Work to complete
In the copy, include every entry exactly but none of the pictures.

Stored data:
========================
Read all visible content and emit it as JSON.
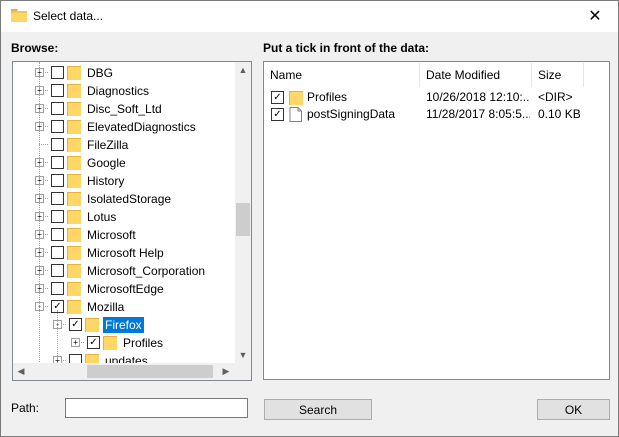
{
  "window": {
    "title": "Select data..."
  },
  "browse_label": "Browse:",
  "list_label": "Put a tick in front of the data:",
  "tree": {
    "items": [
      {
        "label": "DBG",
        "checked": false,
        "expander": "+",
        "level": 1
      },
      {
        "label": "Diagnostics",
        "checked": false,
        "expander": "+",
        "level": 1
      },
      {
        "label": "Disc_Soft_Ltd",
        "checked": false,
        "expander": "+",
        "level": 1
      },
      {
        "label": "ElevatedDiagnostics",
        "checked": false,
        "expander": "+",
        "level": 1
      },
      {
        "label": "FileZilla",
        "checked": false,
        "expander": "",
        "level": 1
      },
      {
        "label": "Google",
        "checked": false,
        "expander": "+",
        "level": 1
      },
      {
        "label": "History",
        "checked": false,
        "expander": "+",
        "level": 1
      },
      {
        "label": "IsolatedStorage",
        "checked": false,
        "expander": "+",
        "level": 1
      },
      {
        "label": "Lotus",
        "checked": false,
        "expander": "+",
        "level": 1
      },
      {
        "label": "Microsoft",
        "checked": false,
        "expander": "+",
        "level": 1
      },
      {
        "label": "Microsoft Help",
        "checked": false,
        "expander": "+",
        "level": 1
      },
      {
        "label": "Microsoft_Corporation",
        "checked": false,
        "expander": "+",
        "level": 1
      },
      {
        "label": "MicrosoftEdge",
        "checked": false,
        "expander": "+",
        "level": 1
      },
      {
        "label": "Mozilla",
        "checked": true,
        "expander": "-",
        "level": 1
      },
      {
        "label": "Firefox",
        "checked": true,
        "expander": "-",
        "level": 2,
        "selected": true
      },
      {
        "label": "Profiles",
        "checked": true,
        "expander": "+",
        "level": 3
      },
      {
        "label": "updates",
        "checked": false,
        "expander": "+",
        "level": 2
      }
    ]
  },
  "list": {
    "columns": [
      "Name",
      "Date Modified",
      "Size"
    ],
    "rows": [
      {
        "name": "Profiles",
        "date": "10/26/2018 12:10:...",
        "size": "<DIR>",
        "type": "folder",
        "checked": true
      },
      {
        "name": "postSigningData",
        "date": "11/28/2017 8:05:5...",
        "size": "0.10 KB",
        "type": "file",
        "checked": true
      }
    ]
  },
  "path": {
    "label": "Path:",
    "value": ""
  },
  "buttons": {
    "search": "Search",
    "ok": "OK"
  },
  "icons": {
    "close": "✕",
    "check": "✓",
    "up_arrow": "▲",
    "down_arrow": "▼",
    "left_arrow": "◀",
    "right_arrow": "▶"
  },
  "colors": {
    "selection": "#0078d7",
    "folder": "#ffd766",
    "folder_dark": "#e8b33a"
  }
}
========================
Correct result
Read all visible content and emit it as JSON.
{
  "window": {
    "title": "Select data..."
  },
  "browse_label": "Browse:",
  "list_label": "Put a tick in front of the data:",
  "tree": {
    "items": [
      {
        "label": "DBG",
        "checked": false,
        "expander": "+",
        "level": 1
      },
      {
        "label": "Diagnostics",
        "checked": false,
        "expander": "+",
        "level": 1
      },
      {
        "label": "Disc_Soft_Ltd",
        "checked": false,
        "expander": "+",
        "level": 1
      },
      {
        "label": "ElevatedDiagnostics",
        "checked": false,
        "expander": "+",
        "level": 1
      },
      {
        "label": "FileZilla",
        "checked": false,
        "expander": "",
        "level": 1
      },
      {
        "label": "Google",
        "checked": false,
        "expander": "+",
        "level": 1
      },
      {
        "label": "History",
        "checked": false,
        "expander": "+",
        "level": 1
      },
      {
        "label": "IsolatedStorage",
        "checked": false,
        "expander": "+",
        "level": 1
      },
      {
        "label": "Lotus",
        "checked": false,
        "expander": "+",
        "level": 1
      },
      {
        "label": "Microsoft",
        "checked": false,
        "expander": "+",
        "level": 1
      },
      {
        "label": "Microsoft Help",
        "checked": false,
        "expander": "+",
        "level": 1
      },
      {
        "label": "Microsoft_Corporation",
        "checked": false,
        "expander": "+",
        "level": 1
      },
      {
        "label": "MicrosoftEdge",
        "checked": false,
        "expander": "+",
        "level": 1
      },
      {
        "label": "Mozilla",
        "checked": true,
        "expander": "-",
        "level": 1
      },
      {
        "label": "Firefox",
        "checked": true,
        "expander": "-",
        "level": 2,
        "selected": true
      },
      {
        "label": "Profiles",
        "checked": true,
        "expander": "+",
        "level": 3
      },
      {
        "label": "updates",
        "checked": false,
        "expander": "+",
        "level": 2
      }
    ]
  },
  "list": {
    "columns": [
      "Name",
      "Date Modified",
      "Size"
    ],
    "rows": [
      {
        "name": "Profiles",
        "date": "10/26/2018 12:10:...",
        "size": "<DIR>",
        "type": "folder",
        "checked": true
      },
      {
        "name": "postSigningData",
        "date": "11/28/2017 8:05:5...",
        "size": "0.10 KB",
        "type": "file",
        "checked": true
      }
    ]
  },
  "path": {
    "label": "Path:",
    "value": ""
  },
  "buttons": {
    "search": "Search",
    "ok": "OK"
  },
  "icons": {
    "close": "✕",
    "check": "✓",
    "up_arrow": "▲",
    "down_arrow": "▼",
    "left_arrow": "◀",
    "right_arrow": "▶"
  },
  "colors": {
    "selection": "#0078d7",
    "folder": "#ffd766",
    "folder_dark": "#e8b33a"
  }
}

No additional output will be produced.